Prompt. Set down each line of the data below exactly as it stands, dropping the pictures.

(Data items)
□ □ □ □ □
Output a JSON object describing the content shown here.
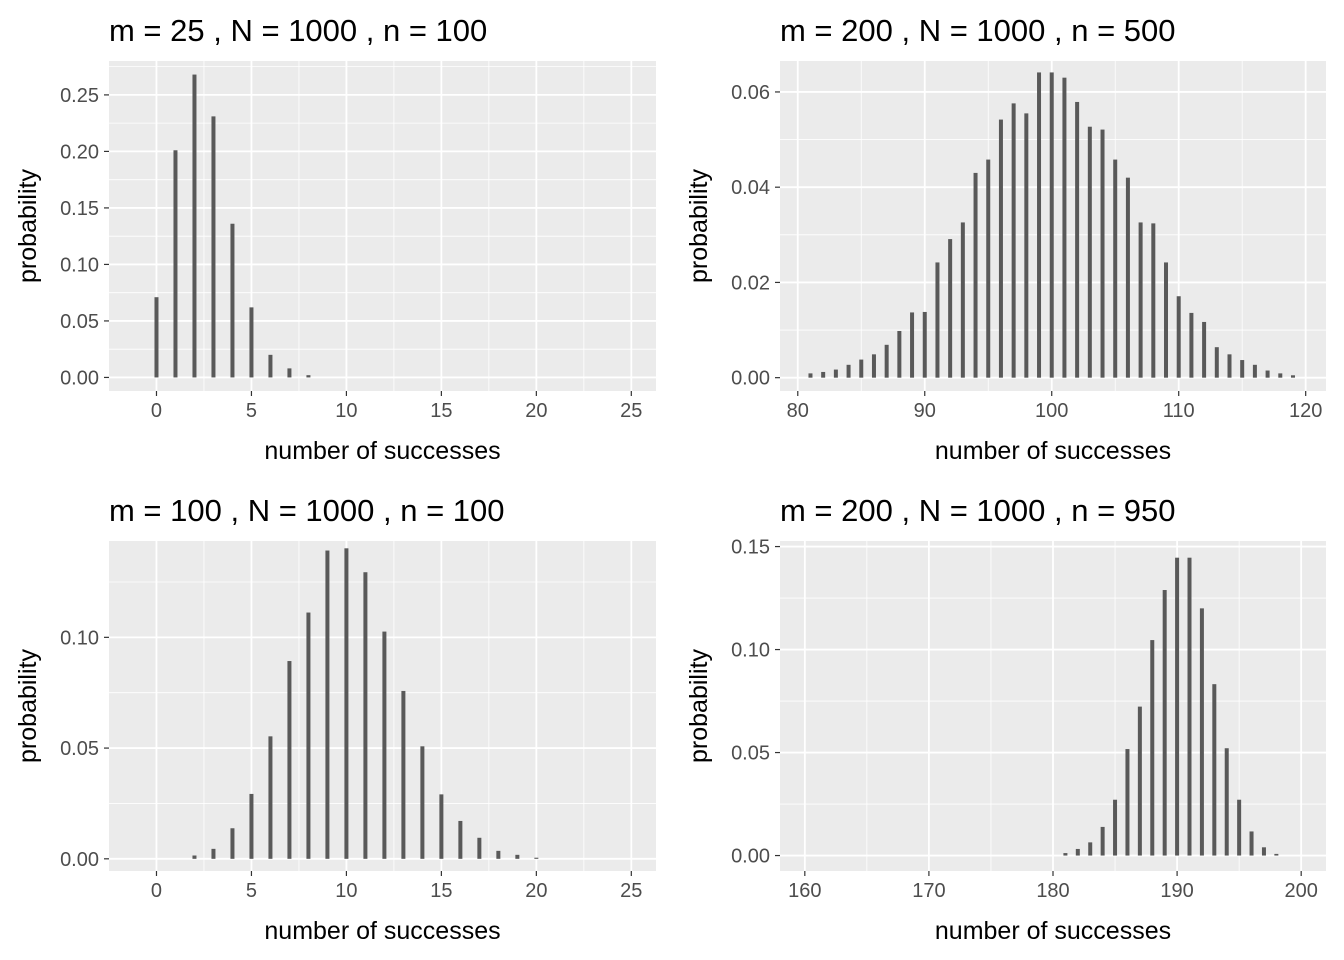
{
  "figure": {
    "background": "#ffffff",
    "panel_background": "#ebebeb",
    "grid_color": "#ffffff",
    "bar_color": "#595959"
  },
  "chart_data": [
    {
      "type": "bar",
      "title": "m =  25 , N =  1000 , n =  100",
      "xlabel": "number of successes",
      "ylabel": "probability",
      "xlim": [
        -2.5,
        26.3
      ],
      "ylim": [
        -0.012,
        0.28
      ],
      "xticks": [
        0,
        5,
        10,
        15,
        20,
        25
      ],
      "xtick_labels": [
        "0",
        "5",
        "10",
        "15",
        "20",
        "25"
      ],
      "yticks": [
        0,
        0.05,
        0.1,
        0.15,
        0.2,
        0.25
      ],
      "ytick_labels": [
        "0.00",
        "0.05",
        "0.10",
        "0.15",
        "0.20",
        "0.25"
      ],
      "grid": true,
      "x": [
        0,
        1,
        2,
        3,
        4,
        5,
        6,
        7,
        8
      ],
      "values": [
        0.071,
        0.201,
        0.268,
        0.231,
        0.136,
        0.062,
        0.02,
        0.008,
        0.002
      ]
    },
    {
      "type": "bar",
      "title": "m =  200 , N =  1000 , n =  500",
      "xlabel": "number of successes",
      "ylabel": "probability",
      "xlim": [
        78.6,
        121.6
      ],
      "ylim": [
        -0.0028,
        0.0665
      ],
      "xticks": [
        80,
        90,
        100,
        110,
        120
      ],
      "xtick_labels": [
        "80",
        "90",
        "100",
        "110",
        "120"
      ],
      "yticks": [
        0,
        0.02,
        0.04,
        0.06
      ],
      "ytick_labels": [
        "0.00",
        "0.02",
        "0.04",
        "0.06"
      ],
      "grid": true,
      "x": [
        81,
        82,
        83,
        84,
        85,
        86,
        87,
        88,
        89,
        90,
        91,
        92,
        93,
        94,
        95,
        96,
        97,
        98,
        99,
        100,
        101,
        102,
        103,
        104,
        105,
        106,
        107,
        108,
        109,
        110,
        111,
        112,
        113,
        114,
        115,
        116,
        117,
        118,
        119
      ],
      "values": [
        0.0009,
        0.0012,
        0.0017,
        0.0027,
        0.0038,
        0.0049,
        0.0069,
        0.0098,
        0.0137,
        0.0138,
        0.0242,
        0.0291,
        0.0326,
        0.043,
        0.0458,
        0.0542,
        0.0576,
        0.0555,
        0.0641,
        0.0641,
        0.063,
        0.0579,
        0.0527,
        0.0521,
        0.0458,
        0.042,
        0.0326,
        0.0324,
        0.0242,
        0.0171,
        0.0136,
        0.0117,
        0.0064,
        0.0049,
        0.0037,
        0.0027,
        0.0015,
        0.0009,
        0.0005
      ]
    },
    {
      "type": "bar",
      "title": "m =  100 , N =  1000 , n =  100",
      "xlabel": "number of successes",
      "ylabel": "probability",
      "xlim": [
        -2.5,
        26.3
      ],
      "ylim": [
        -0.0055,
        0.1435
      ],
      "xticks": [
        0,
        5,
        10,
        15,
        20,
        25
      ],
      "xtick_labels": [
        "0",
        "5",
        "10",
        "15",
        "20",
        "25"
      ],
      "yticks": [
        0,
        0.05,
        0.1
      ],
      "ytick_labels": [
        "0.00",
        "0.05",
        "0.10"
      ],
      "grid": true,
      "x": [
        2,
        3,
        4,
        5,
        6,
        7,
        8,
        9,
        10,
        11,
        12,
        13,
        14,
        15,
        16,
        17,
        18,
        19,
        20
      ],
      "values": [
        0.0015,
        0.0045,
        0.0138,
        0.0293,
        0.0553,
        0.0893,
        0.1112,
        0.1392,
        0.1402,
        0.1294,
        0.1026,
        0.0758,
        0.0508,
        0.0291,
        0.0171,
        0.0095,
        0.0036,
        0.0018,
        0.0005
      ]
    },
    {
      "type": "bar",
      "title": "m =  200 , N =  1000 , n =  950",
      "xlabel": "number of successes",
      "ylabel": "probability",
      "xlim": [
        158.0,
        202.0
      ],
      "ylim": [
        -0.0075,
        0.1527
      ],
      "xticks": [
        160,
        170,
        180,
        190,
        200
      ],
      "xtick_labels": [
        "160",
        "170",
        "180",
        "190",
        "200"
      ],
      "yticks": [
        0,
        0.05,
        0.1,
        0.15
      ],
      "ytick_labels": [
        "0.00",
        "0.05",
        "0.10",
        "0.15"
      ],
      "grid": true,
      "x": [
        181,
        182,
        183,
        184,
        185,
        186,
        187,
        188,
        189,
        190,
        191,
        192,
        193,
        194,
        195,
        196,
        197,
        198
      ],
      "values": [
        0.0012,
        0.0032,
        0.0064,
        0.0139,
        0.0271,
        0.0517,
        0.0723,
        0.1046,
        0.1289,
        0.1446,
        0.1446,
        0.12,
        0.0832,
        0.0521,
        0.0271,
        0.0117,
        0.004,
        0.0008
      ]
    }
  ]
}
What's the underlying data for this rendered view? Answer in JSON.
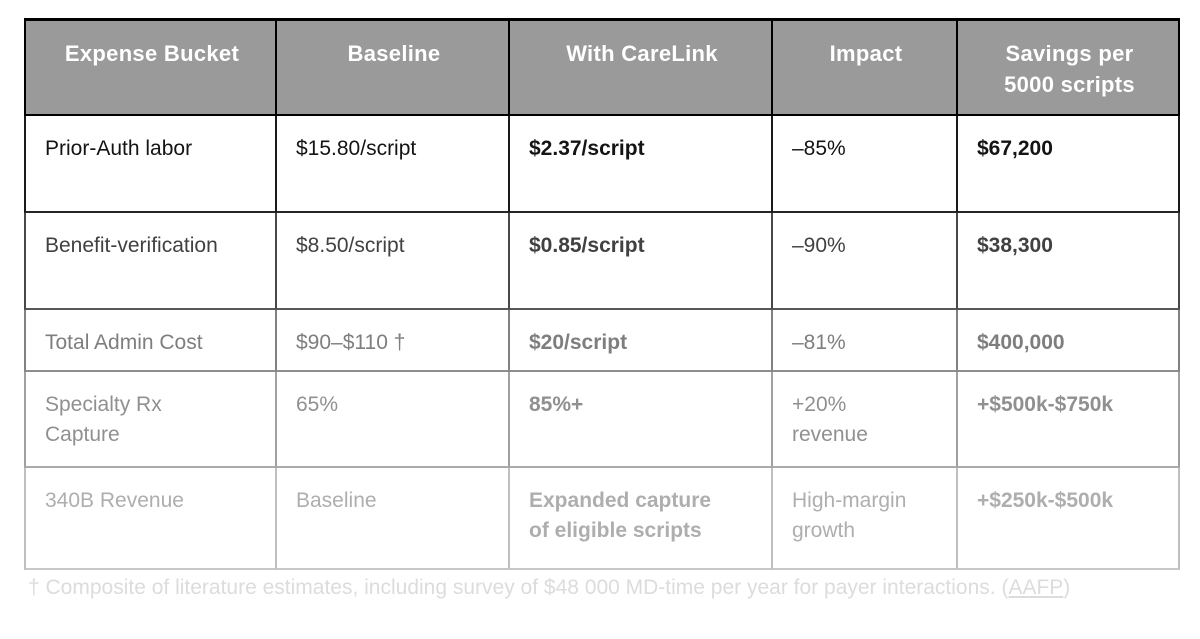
{
  "colors": {
    "page_bg": "#ffffff",
    "header_bg": "#9a9a9a",
    "header_text": "#ffffff",
    "header_border": "#000000",
    "row1_text": "#141414",
    "row1_border": "#1a1a1a",
    "row1_border_b": "#262626",
    "row2_text": "#414141",
    "row2_border": "#484848",
    "row2_border_b": "#585858",
    "row3_text": "#7e7e7e",
    "row3_border": "#828282",
    "row3_border_b": "#8d8d8d",
    "row4_text": "#909090",
    "row4_border": "#a0a0a0",
    "row4_border_b": "#aaaaaa",
    "row5_text": "#aeaeae",
    "row5_border": "#bfbfbf",
    "row5_border_b": "#c8c8c8",
    "footnote_text": "#dcdcdc"
  },
  "table": {
    "columns": [
      "Expense Bucket",
      "Baseline",
      "With CareLink",
      "Impact",
      "Savings per\n5000 scripts"
    ],
    "rows": [
      {
        "cells": [
          "Prior-Auth labor",
          "$15.80/script",
          "$2.37/script",
          "–85%",
          "$67,200"
        ]
      },
      {
        "cells": [
          "Benefit-verification",
          "$8.50/script",
          "$0.85/script",
          "–90%",
          "$38,300"
        ]
      },
      {
        "cells": [
          "Total Admin Cost",
          "$90–$110 †",
          "$20/script",
          "–81%",
          "$400,000"
        ]
      },
      {
        "cells": [
          "Specialty Rx\nCapture",
          "65%",
          "85%+",
          "+20%\nrevenue",
          "+$500k-$750k"
        ]
      },
      {
        "cells": [
          "340B Revenue",
          "Baseline",
          "Expanded capture\nof eligible scripts",
          "High-margin\ngrowth",
          "+$250k-$500k"
        ]
      }
    ]
  },
  "footnote": {
    "text": "† Composite of literature estimates, including survey of $48 000 MD-time per year for payer interactions. (",
    "link_label": "AAFP",
    "suffix": ")"
  }
}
□ □ □ □ □
Output below.
Output a JSON object describing the content shown here.
{
  "figure": {
    "background": "#ffffff",
    "panel_background": "#ebebeb",
    "grid_color": "#ffffff",
    "bar_color": "#595959"
  },
  "chart_data": [
    {
      "type": "bar",
      "title": "m =  25 , N =  1000 , n =  100",
      "xlabel": "number of successes",
      "ylabel": "probability",
      "xlim": [
        -2.5,
        26.3
      ],
      "ylim": [
        -0.012,
        0.28
      ],
      "xticks": [
        0,
        5,
        10,
        15,
        20,
        25
      ],
      "xtick_labels": [
        "0",
        "5",
        "10",
        "15",
        "20",
        "25"
      ],
      "yticks": [
        0,
        0.05,
        0.1,
        0.15,
        0.2,
        0.25
      ],
      "ytick_labels": [
        "0.00",
        "0.05",
        "0.10",
        "0.15",
        "0.20",
        "0.25"
      ],
      "grid": true,
      "x": [
        0,
        1,
        2,
        3,
        4,
        5,
        6,
        7,
        8
      ],
      "values": [
        0.071,
        0.201,
        0.268,
        0.231,
        0.136,
        0.062,
        0.02,
        0.008,
        0.002
      ]
    },
    {
      "type": "bar",
      "title": "m =  200 , N =  1000 , n =  500",
      "xlabel": "number of successes",
      "ylabel": "probability",
      "xlim": [
        78.6,
        121.6
      ],
      "ylim": [
        -0.0028,
        0.0665
      ],
      "xticks": [
        80,
        90,
        100,
        110,
        120
      ],
      "xtick_labels": [
        "80",
        "90",
        "100",
        "110",
        "120"
      ],
      "yticks": [
        0,
        0.02,
        0.04,
        0.06
      ],
      "ytick_labels": [
        "0.00",
        "0.02",
        "0.04",
        "0.06"
      ],
      "grid": true,
      "x": [
        81,
        82,
        83,
        84,
        85,
        86,
        87,
        88,
        89,
        90,
        91,
        92,
        93,
        94,
        95,
        96,
        97,
        98,
        99,
        100,
        101,
        102,
        103,
        104,
        105,
        106,
        107,
        108,
        109,
        110,
        111,
        112,
        113,
        114,
        115,
        116,
        117,
        118,
        119
      ],
      "values": [
        0.0009,
        0.0012,
        0.0017,
        0.0027,
        0.0038,
        0.0049,
        0.0069,
        0.0098,
        0.0137,
        0.0138,
        0.0242,
        0.0291,
        0.0326,
        0.043,
        0.0458,
        0.0542,
        0.0576,
        0.0555,
        0.0641,
        0.0641,
        0.063,
        0.0579,
        0.0527,
        0.0521,
        0.0458,
        0.042,
        0.0326,
        0.0324,
        0.0242,
        0.0171,
        0.0136,
        0.0117,
        0.0064,
        0.0049,
        0.0037,
        0.0027,
        0.0015,
        0.0009,
        0.0005
      ]
    },
    {
      "type": "bar",
      "title": "m =  100 , N =  1000 , n =  100",
      "xlabel": "number of successes",
      "ylabel": "probability",
      "xlim": [
        -2.5,
        26.3
      ],
      "ylim": [
        -0.0055,
        0.1435
      ],
      "xticks": [
        0,
        5,
        10,
        15,
        20,
        25
      ],
      "xtick_labels": [
        "0",
        "5",
        "10",
        "15",
        "20",
        "25"
      ],
      "yticks": [
        0,
        0.05,
        0.1
      ],
      "ytick_labels": [
        "0.00",
        "0.05",
        "0.10"
      ],
      "grid": true,
      "x": [
        2,
        3,
        4,
        5,
        6,
        7,
        8,
        9,
        10,
        11,
        12,
        13,
        14,
        15,
        16,
        17,
        18,
        19,
        20
      ],
      "values": [
        0.0015,
        0.0045,
        0.0138,
        0.0293,
        0.0553,
        0.0893,
        0.1112,
        0.1392,
        0.1402,
        0.1294,
        0.1026,
        0.0758,
        0.0508,
        0.0291,
        0.0171,
        0.0095,
        0.0036,
        0.0018,
        0.0005
      ]
    },
    {
      "type": "bar",
      "title": "m =  200 , N =  1000 , n =  950",
      "xlabel": "number of successes",
      "ylabel": "probability",
      "xlim": [
        158.0,
        202.0
      ],
      "ylim": [
        -0.0075,
        0.1527
      ],
      "xticks": [
        160,
        170,
        180,
        190,
        200
      ],
      "xtick_labels": [
        "160",
        "170",
        "180",
        "190",
        "200"
      ],
      "yticks": [
        0,
        0.05,
        0.1,
        0.15
      ],
      "ytick_labels": [
        "0.00",
        "0.05",
        "0.10",
        "0.15"
      ],
      "grid": true,
      "x": [
        181,
        182,
        183,
        184,
        185,
        186,
        187,
        188,
        189,
        190,
        191,
        192,
        193,
        194,
        195,
        196,
        197,
        198
      ],
      "values": [
        0.0012,
        0.0032,
        0.0064,
        0.0139,
        0.0271,
        0.0517,
        0.0723,
        0.1046,
        0.1289,
        0.1446,
        0.1446,
        0.12,
        0.0832,
        0.0521,
        0.0271,
        0.0117,
        0.004,
        0.0008
      ]
    }
  ]
}
What's the underlying data for this rendered view? Answer in JSON.
{
  "colors": {
    "page_bg": "#ffffff",
    "header_bg": "#9a9a9a",
    "header_text": "#ffffff",
    "header_border": "#000000",
    "row1_text": "#141414",
    "row1_border": "#1a1a1a",
    "row1_border_b": "#262626",
    "row2_text": "#414141",
    "row2_border": "#484848",
    "row2_border_b": "#585858",
    "row3_text": "#7e7e7e",
    "row3_border": "#828282",
    "row3_border_b": "#8d8d8d",
    "row4_text": "#909090",
    "row4_border": "#a0a0a0",
    "row4_border_b": "#aaaaaa",
    "row5_text": "#aeaeae",
    "row5_border": "#bfbfbf",
    "row5_border_b": "#c8c8c8",
    "footnote_text": "#dcdcdc"
  },
  "table": {
    "columns": [
      "Expense Bucket",
      "Baseline",
      "With CareLink",
      "Impact",
      "Savings per\n5000 scripts"
    ],
    "rows": [
      {
        "cells": [
          "Prior-Auth labor",
          "$15.80/script",
          "$2.37/script",
          "–85%",
          "$67,200"
        ]
      },
      {
        "cells": [
          "Benefit-verification",
          "$8.50/script",
          "$0.85/script",
          "–90%",
          "$38,300"
        ]
      },
      {
        "cells": [
          "Total Admin Cost",
          "$90–$110 †",
          "$20/script",
          "–81%",
          "$400,000"
        ]
      },
      {
        "cells": [
          "Specialty Rx\nCapture",
          "65%",
          "85%+",
          "+20%\nrevenue",
          "+$500k-$750k"
        ]
      },
      {
        "cells": [
          "340B Revenue",
          "Baseline",
          "Expanded capture\nof eligible scripts",
          "High-margin\ngrowth",
          "+$250k-$500k"
        ]
      }
    ]
  },
  "footnote": {
    "text": "† Composite of literature estimates, including survey of $48 000 MD-time per year for payer interactions. (",
    "link_label": "AAFP",
    "suffix": ")"
  }
}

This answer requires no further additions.